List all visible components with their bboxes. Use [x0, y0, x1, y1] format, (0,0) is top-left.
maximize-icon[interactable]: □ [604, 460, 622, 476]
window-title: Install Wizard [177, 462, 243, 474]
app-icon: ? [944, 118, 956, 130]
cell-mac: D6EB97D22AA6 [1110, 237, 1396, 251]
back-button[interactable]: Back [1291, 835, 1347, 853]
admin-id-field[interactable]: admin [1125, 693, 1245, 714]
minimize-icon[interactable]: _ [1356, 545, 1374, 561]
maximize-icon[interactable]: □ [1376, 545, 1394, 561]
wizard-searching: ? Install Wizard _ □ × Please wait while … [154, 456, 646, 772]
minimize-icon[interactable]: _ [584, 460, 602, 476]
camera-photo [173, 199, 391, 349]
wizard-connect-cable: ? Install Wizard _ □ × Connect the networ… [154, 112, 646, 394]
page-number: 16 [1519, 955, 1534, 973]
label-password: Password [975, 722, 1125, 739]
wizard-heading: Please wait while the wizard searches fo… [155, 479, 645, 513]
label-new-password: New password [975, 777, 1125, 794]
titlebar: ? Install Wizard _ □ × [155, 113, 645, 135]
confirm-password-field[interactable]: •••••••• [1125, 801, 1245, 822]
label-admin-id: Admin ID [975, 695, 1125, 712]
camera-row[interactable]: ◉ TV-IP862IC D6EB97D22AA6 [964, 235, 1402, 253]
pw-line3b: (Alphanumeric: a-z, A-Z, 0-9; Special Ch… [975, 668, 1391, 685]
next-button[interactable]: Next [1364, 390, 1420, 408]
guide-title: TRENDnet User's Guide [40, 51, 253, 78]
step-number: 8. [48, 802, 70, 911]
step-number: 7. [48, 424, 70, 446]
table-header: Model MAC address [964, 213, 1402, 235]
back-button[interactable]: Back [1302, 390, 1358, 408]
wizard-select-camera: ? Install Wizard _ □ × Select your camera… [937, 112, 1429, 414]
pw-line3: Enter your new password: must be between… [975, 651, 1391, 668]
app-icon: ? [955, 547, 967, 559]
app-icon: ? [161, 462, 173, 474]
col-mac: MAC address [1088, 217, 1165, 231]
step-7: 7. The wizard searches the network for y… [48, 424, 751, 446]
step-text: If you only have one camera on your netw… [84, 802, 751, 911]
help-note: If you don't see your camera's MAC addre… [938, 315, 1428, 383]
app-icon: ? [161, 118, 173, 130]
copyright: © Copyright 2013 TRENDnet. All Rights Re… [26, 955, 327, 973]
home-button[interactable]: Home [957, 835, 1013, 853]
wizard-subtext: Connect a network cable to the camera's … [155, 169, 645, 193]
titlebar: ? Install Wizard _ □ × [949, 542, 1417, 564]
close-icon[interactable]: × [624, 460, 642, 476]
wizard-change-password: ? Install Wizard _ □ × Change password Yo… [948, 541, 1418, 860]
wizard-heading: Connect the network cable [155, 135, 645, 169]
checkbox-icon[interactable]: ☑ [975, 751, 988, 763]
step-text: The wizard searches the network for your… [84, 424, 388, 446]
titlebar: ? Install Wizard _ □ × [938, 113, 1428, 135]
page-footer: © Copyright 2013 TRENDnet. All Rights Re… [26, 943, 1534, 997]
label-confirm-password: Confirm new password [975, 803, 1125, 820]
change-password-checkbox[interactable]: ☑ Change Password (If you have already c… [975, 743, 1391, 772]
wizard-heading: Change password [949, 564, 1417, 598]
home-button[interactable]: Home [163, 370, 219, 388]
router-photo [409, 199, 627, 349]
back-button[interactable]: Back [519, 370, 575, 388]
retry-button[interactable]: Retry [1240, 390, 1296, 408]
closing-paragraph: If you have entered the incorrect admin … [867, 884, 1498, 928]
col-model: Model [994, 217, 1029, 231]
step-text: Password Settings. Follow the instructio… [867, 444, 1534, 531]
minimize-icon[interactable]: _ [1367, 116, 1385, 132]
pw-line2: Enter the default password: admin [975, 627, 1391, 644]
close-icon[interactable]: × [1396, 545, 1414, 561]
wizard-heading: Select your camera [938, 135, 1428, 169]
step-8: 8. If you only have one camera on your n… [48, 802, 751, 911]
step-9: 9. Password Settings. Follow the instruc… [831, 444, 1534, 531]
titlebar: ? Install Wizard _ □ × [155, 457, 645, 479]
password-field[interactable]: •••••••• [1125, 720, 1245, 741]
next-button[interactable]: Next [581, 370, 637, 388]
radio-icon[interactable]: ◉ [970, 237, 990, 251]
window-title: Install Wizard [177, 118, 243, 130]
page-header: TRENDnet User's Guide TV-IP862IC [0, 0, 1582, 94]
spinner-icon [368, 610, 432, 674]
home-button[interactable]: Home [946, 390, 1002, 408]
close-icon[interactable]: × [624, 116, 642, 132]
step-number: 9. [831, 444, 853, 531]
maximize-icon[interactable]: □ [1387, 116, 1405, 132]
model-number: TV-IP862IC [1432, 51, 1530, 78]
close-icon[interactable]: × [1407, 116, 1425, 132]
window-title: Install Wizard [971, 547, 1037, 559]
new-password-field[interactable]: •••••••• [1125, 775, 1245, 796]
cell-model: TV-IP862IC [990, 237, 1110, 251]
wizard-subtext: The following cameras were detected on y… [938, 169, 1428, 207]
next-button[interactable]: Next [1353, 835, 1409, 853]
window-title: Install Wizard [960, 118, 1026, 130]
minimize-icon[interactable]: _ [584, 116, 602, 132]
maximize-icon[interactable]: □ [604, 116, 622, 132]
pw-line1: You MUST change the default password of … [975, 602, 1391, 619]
────────────────
Exercise: State how many lines in the data above contain the string "network". Reply with the number alone.

Task solution: 4